Exercise details
Your task is to transcribe the data in full.

┌──

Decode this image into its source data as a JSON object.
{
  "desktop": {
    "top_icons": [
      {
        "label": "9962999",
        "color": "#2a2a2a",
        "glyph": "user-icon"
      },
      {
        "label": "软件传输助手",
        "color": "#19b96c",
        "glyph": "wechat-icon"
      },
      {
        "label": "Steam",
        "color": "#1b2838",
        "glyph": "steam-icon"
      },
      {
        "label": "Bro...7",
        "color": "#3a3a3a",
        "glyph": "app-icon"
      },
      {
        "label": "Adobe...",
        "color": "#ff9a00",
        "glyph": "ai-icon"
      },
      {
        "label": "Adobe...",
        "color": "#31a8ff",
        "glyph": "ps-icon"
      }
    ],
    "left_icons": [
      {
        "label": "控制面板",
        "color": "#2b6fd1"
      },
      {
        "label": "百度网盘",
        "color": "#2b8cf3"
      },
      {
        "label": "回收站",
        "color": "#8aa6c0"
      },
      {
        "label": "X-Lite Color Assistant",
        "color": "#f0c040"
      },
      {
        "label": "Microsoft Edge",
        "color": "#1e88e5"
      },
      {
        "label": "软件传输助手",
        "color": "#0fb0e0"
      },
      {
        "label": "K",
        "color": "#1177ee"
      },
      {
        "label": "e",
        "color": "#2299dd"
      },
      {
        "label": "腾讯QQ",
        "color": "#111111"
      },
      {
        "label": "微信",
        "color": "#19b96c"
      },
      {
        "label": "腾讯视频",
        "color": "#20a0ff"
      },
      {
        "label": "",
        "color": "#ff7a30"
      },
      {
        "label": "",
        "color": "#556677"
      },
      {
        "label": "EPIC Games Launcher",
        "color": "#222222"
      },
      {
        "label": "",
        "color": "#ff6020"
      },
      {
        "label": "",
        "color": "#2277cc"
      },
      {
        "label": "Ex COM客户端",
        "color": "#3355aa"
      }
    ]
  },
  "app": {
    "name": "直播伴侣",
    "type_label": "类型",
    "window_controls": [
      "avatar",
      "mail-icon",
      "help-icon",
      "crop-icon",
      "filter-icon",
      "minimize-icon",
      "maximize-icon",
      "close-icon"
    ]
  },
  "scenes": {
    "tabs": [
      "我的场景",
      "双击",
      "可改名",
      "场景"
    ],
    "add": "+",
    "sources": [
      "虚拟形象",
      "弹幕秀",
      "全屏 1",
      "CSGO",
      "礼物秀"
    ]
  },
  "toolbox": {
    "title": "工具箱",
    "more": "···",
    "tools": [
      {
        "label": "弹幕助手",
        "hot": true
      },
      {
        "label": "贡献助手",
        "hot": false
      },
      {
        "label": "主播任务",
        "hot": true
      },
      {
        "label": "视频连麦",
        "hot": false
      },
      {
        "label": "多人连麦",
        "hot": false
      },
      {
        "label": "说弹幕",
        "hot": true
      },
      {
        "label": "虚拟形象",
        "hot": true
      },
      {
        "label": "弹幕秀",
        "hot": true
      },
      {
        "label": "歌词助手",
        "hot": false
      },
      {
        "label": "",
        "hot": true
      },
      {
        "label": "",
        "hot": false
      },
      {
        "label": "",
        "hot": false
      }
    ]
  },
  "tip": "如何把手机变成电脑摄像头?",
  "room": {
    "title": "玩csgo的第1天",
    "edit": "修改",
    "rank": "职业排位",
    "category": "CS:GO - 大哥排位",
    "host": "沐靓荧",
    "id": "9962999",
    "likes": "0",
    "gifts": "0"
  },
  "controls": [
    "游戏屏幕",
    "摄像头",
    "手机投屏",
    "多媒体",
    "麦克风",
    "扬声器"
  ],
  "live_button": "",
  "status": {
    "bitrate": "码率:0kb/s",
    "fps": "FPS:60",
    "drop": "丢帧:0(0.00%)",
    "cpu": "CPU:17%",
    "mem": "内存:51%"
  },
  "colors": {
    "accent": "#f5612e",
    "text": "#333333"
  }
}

└──

Answer for this exercise
Decode this image into its source data as a JSON object.
{
  "desktop": {
    "top_icons": [
      {
        "label": "9962999",
        "color": "#2a2a2a",
        "glyph": "user-icon"
      },
      {
        "label": "软件传输助手",
        "color": "#19b96c",
        "glyph": "wechat-icon"
      },
      {
        "label": "Steam",
        "color": "#1b2838",
        "glyph": "steam-icon"
      },
      {
        "label": "Bro...7",
        "color": "#3a3a3a",
        "glyph": "app-icon"
      },
      {
        "label": "Adobe...",
        "color": "#ff9a00",
        "glyph": "ai-icon"
      },
      {
        "label": "Adobe...",
        "color": "#31a8ff",
        "glyph": "ps-icon"
      }
    ],
    "left_icons": [
      {
        "label": "控制面板",
        "color": "#2b6fd1"
      },
      {
        "label": "百度网盘",
        "color": "#2b8cf3"
      },
      {
        "label": "回收站",
        "color": "#8aa6c0"
      },
      {
        "label": "X-Lite Color Assistant",
        "color": "#f0c040"
      },
      {
        "label": "Microsoft Edge",
        "color": "#1e88e5"
      },
      {
        "label": "软件传输助手",
        "color": "#0fb0e0"
      },
      {
        "label": "K",
        "color": "#1177ee"
      },
      {
        "label": "e",
        "color": "#2299dd"
      },
      {
        "label": "腾讯QQ",
        "color": "#111111"
      },
      {
        "label": "微信",
        "color": "#19b96c"
      },
      {
        "label": "腾讯视频",
        "color": "#20a0ff"
      },
      {
        "label": "",
        "color": "#ff7a30"
      },
      {
        "label": "",
        "color": "#556677"
      },
      {
        "label": "EPIC Games Launcher",
        "color": "#222222"
      },
      {
        "label": "",
        "color": "#ff6020"
      },
      {
        "label": "",
        "color": "#2277cc"
      },
      {
        "label": "Ex COM客户端",
        "color": "#3355aa"
      }
    ]
  },
  "app": {
    "name": "直播伴侣",
    "type_label": "类型",
    "window_controls": [
      "avatar",
      "mail-icon",
      "help-icon",
      "crop-icon",
      "filter-icon",
      "minimize-icon",
      "maximize-icon",
      "close-icon"
    ]
  },
  "scenes": {
    "tabs": [
      "我的场景",
      "双击",
      "可改名",
      "场景"
    ],
    "add": "+",
    "sources": [
      "虚拟形象",
      "弹幕秀",
      "全屏 1",
      "CSGO",
      "礼物秀"
    ]
  },
  "toolbox": {
    "title": "工具箱",
    "more": "···",
    "tools": [
      {
        "label": "弹幕助手",
        "hot": true
      },
      {
        "label": "贡献助手",
        "hot": false
      },
      {
        "label": "主播任务",
        "hot": true
      },
      {
        "label": "视频连麦",
        "hot": false
      },
      {
        "label": "多人连麦",
        "hot": false
      },
      {
        "label": "说弹幕",
        "hot": true
      },
      {
        "label": "虚拟形象",
        "hot": true
      },
      {
        "label": "弹幕秀",
        "hot": true
      },
      {
        "label": "歌词助手",
        "hot": false
      },
      {
        "label": "",
        "hot": true
      },
      {
        "label": "",
        "hot": false
      },
      {
        "label": "",
        "hot": false
      }
    ]
  },
  "tip": "如何把手机变成电脑摄像头?",
  "room": {
    "title": "玩csgo的第1天",
    "edit": "修改",
    "rank": "职业排位",
    "category": "CS:GO - 大哥排位",
    "host": "沐靓荧",
    "id": "9962999",
    "likes": "0",
    "gifts": "0"
  },
  "controls": [
    "游戏屏幕",
    "摄像头",
    "手机投屏",
    "多媒体",
    "麦克风",
    "扬声器"
  ],
  "live_button": "",
  "status": {
    "bitrate": "码率:0kb/s",
    "fps": "FPS:60",
    "drop": "丢帧:0(0.00%)",
    "cpu": "CPU:17%",
    "mem": "内存:51%"
  },
  "colors": {
    "accent": "#f5612e",
    "text": "#333333"
  }
}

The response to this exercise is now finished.